* **Short problem**
Quote each record exactly, please, leaving none out.

begin

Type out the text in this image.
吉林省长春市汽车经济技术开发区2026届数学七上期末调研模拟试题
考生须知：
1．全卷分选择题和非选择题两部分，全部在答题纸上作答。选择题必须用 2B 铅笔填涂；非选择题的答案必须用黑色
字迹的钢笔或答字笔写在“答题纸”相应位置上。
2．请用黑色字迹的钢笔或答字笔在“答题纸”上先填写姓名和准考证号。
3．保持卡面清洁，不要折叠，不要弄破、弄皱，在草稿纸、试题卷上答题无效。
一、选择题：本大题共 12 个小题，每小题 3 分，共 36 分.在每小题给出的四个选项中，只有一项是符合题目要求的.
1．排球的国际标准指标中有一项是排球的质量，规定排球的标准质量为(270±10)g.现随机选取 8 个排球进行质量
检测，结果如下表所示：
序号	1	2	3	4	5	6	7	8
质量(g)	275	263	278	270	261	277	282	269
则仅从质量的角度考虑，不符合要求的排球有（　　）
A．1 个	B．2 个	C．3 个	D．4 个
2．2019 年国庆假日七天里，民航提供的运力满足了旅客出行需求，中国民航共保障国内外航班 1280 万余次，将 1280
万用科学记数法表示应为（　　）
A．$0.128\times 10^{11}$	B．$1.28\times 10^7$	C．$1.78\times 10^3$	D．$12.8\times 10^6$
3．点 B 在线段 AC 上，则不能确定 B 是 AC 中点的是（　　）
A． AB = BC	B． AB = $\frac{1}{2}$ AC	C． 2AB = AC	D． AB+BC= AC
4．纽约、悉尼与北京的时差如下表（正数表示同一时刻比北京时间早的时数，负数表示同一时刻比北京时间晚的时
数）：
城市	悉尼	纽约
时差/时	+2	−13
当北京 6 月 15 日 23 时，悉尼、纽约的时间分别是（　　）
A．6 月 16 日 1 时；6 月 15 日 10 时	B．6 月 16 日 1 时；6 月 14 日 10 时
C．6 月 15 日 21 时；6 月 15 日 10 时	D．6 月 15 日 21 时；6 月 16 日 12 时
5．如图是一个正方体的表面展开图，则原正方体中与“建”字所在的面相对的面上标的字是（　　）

end

* **Answer below**
Type out the text in this image.
吉林省长春市汽车经济技术开发区2026届数学七上期末调研模拟试题
考生须知：
1．全卷分选择题和非选择题两部分，全部在答题纸上作答。选择题必须用 2B 铅笔填涂；非选择题的答案必须用黑色
字迹的钢笔或答字笔写在“答题纸”相应位置上。
2．请用黑色字迹的钢笔或答字笔在“答题纸”上先填写姓名和准考证号。
3．保持卡面清洁，不要折叠，不要弄破、弄皱，在草稿纸、试题卷上答题无效。
一、选择题：本大题共 12 个小题，每小题 3 分，共 36 分.在每小题给出的四个选项中，只有一项是符合题目要求的.
1．排球的国际标准指标中有一项是排球的质量，规定排球的标准质量为(270±10)g.现随机选取 8 个排球进行质量
检测，结果如下表所示：
序号	1	2	3	4	5	6	7	8
质量(g)	275	263	278	270	261	277	282	269
则仅从质量的角度考虑，不符合要求的排球有（　　）
A．1 个	B．2 个	C．3 个	D．4 个
2．2019 年国庆假日七天里，民航提供的运力满足了旅客出行需求，中国民航共保障国内外航班 1280 万余次，将 1280
万用科学记数法表示应为（　　）
A．$0.128\times 10^{11}$	B．$1.28\times 10^7$	C．$1.78\times 10^3$	D．$12.8\times 10^6$
3．点 B 在线段 AC 上，则不能确定 B 是 AC 中点的是（　　）
A． AB = BC	B． AB = $\frac{1}{2}$ AC	C． 2AB = AC	D． AB+BC= AC
4．纽约、悉尼与北京的时差如下表（正数表示同一时刻比北京时间早的时数，负数表示同一时刻比北京时间晚的时
数）：
城市	悉尼	纽约
时差/时	+2	−13
当北京 6 月 15 日 23 时，悉尼、纽约的时间分别是（　　）
A．6 月 16 日 1 时；6 月 15 日 10 时	B．6 月 16 日 1 时；6 月 14 日 10 时
C．6 月 15 日 21 时；6 月 15 日 10 时	D．6 月 15 日 21 时；6 月 16 日 12 时
5．如图是一个正方体的表面展开图，则原正方体中与“建”字所在的面相对的面上标的字是（　　）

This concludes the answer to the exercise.